- **The task**
Can you rewrite every line of the listing below as a numbered list, skipping any blank lines and leaving the pictures out?

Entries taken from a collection
• • • •

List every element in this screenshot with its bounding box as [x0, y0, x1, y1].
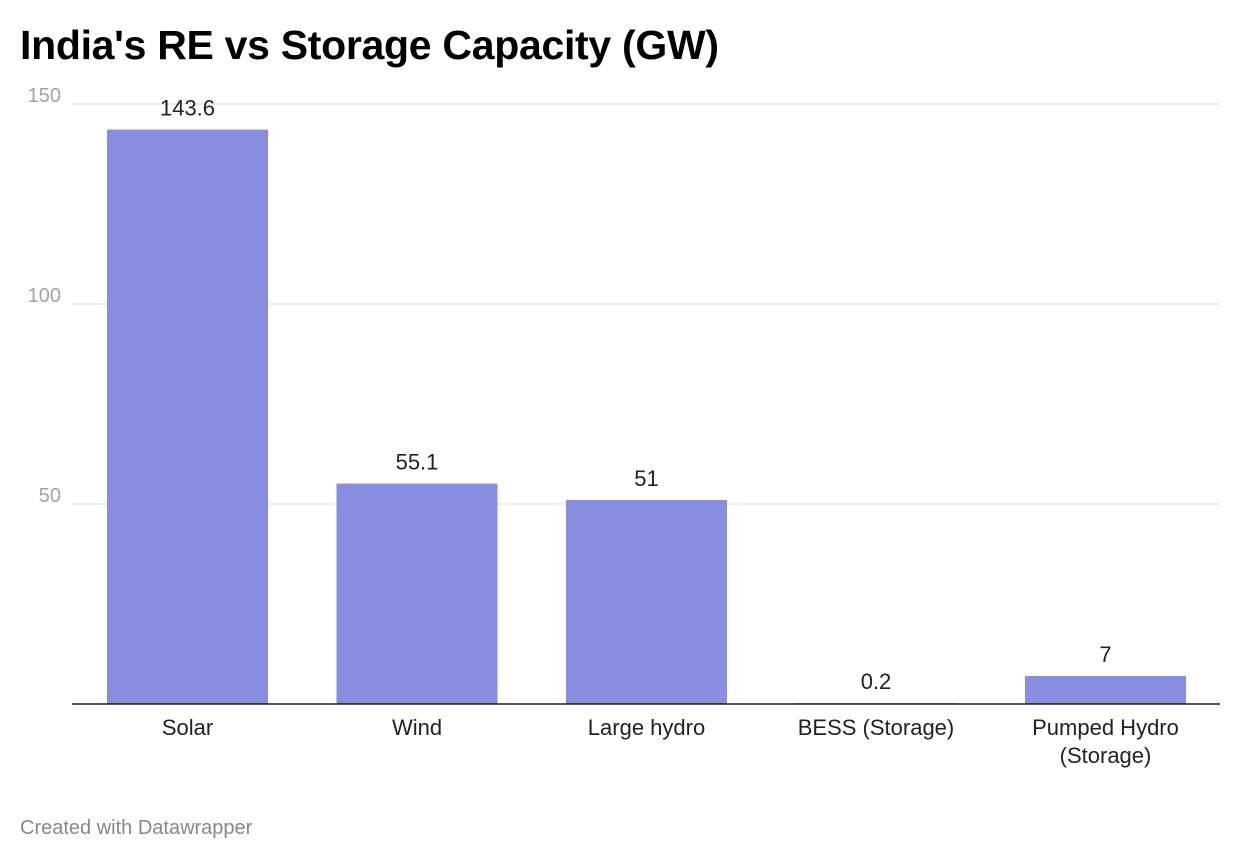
x-tick-label: Wind: [392, 715, 442, 740]
x-tick-label: (Storage): [1060, 743, 1152, 768]
bar: [566, 500, 727, 704]
x-tick-label: BESS (Storage): [798, 715, 955, 740]
y-tick-label: 150: [28, 85, 61, 107]
chart-title: India's RE vs Storage Capacity (GW): [20, 22, 719, 68]
bars: [107, 129, 1186, 705]
value-labels: 143.6 55.1 51 0.2 7: [160, 96, 1112, 695]
bar: [107, 129, 268, 705]
y-tick-label: 100: [28, 285, 61, 307]
data-label: 7: [1099, 642, 1111, 667]
data-label: 143.6: [160, 96, 215, 121]
x-axis: Solar Wind Large hydro BESS (Storage) Pumped…: [72, 703, 1220, 768]
data-label: 0.2: [861, 669, 892, 694]
x-tick-label: Pumped Hydro: [1032, 715, 1179, 740]
data-label: 51: [634, 466, 658, 491]
x-tick-label: Solar: [162, 715, 213, 740]
footer-credit: Created with Datawrapper: [20, 817, 253, 839]
bar: [336, 483, 498, 704]
x-tick-label: Large hydro: [588, 715, 705, 740]
bar-chart: 50 100 150 143.6 55.1 51 0.2 7 Solar Wind Large …: [28, 85, 1220, 768]
y-tick-label: 50: [39, 485, 61, 507]
bar: [1025, 676, 1186, 704]
data-label: 55.1: [396, 450, 439, 475]
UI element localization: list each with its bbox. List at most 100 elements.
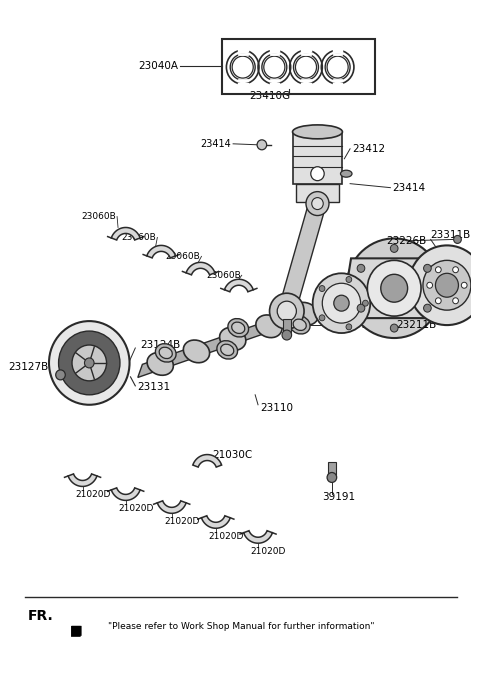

• • • •

- **Answer for the task**
1. List every element in this screenshot with its bounding box as [x0, y0, x1, y1].
2. x-tick-label: Wind: [392, 715, 442, 740]
3. x-tick-label: (Storage): [1060, 743, 1152, 768]
4. bar: [566, 500, 727, 704]
5. x-tick-label: BESS (Storage): [798, 715, 955, 740]
6. y-tick-label: 150: [28, 85, 61, 107]
7. chart-title: India's RE vs Storage Capacity (GW): [20, 22, 719, 68]
8. bars: [107, 129, 1186, 705]
9. value-labels: 143.6 55.1 51 0.2 7: [160, 96, 1112, 695]
10. bar: [107, 129, 268, 705]
11. y-tick-label: 100: [28, 285, 61, 307]
12. data-label: 7: [1099, 642, 1111, 667]
13. data-label: 143.6: [160, 96, 215, 121]
14. x-axis: Solar Wind Large hydro BESS (Storage) Pumped…: [72, 703, 1220, 768]
15. data-label: 0.2: [861, 669, 892, 694]
16. x-tick-label: Pumped Hydro: [1032, 715, 1179, 740]
17. data-label: 51: [634, 466, 658, 491]
18. x-tick-label: Solar: [162, 715, 213, 740]
19. footer-credit: Created with Datawrapper: [20, 817, 253, 839]
20. bar: [336, 483, 498, 704]
21. x-tick-label: Large hydro: [588, 715, 705, 740]
22. bar-chart: 50 100 150 143.6 55.1 51 0.2 7 Solar Wind Large …: [28, 85, 1220, 768]
23. y-tick-label: 50: [39, 485, 61, 507]
24. bar: [1025, 676, 1186, 704]
25. data-label: 55.1: [396, 450, 439, 475]
26. UI element localization: list each with its bbox. List at most 100 elements.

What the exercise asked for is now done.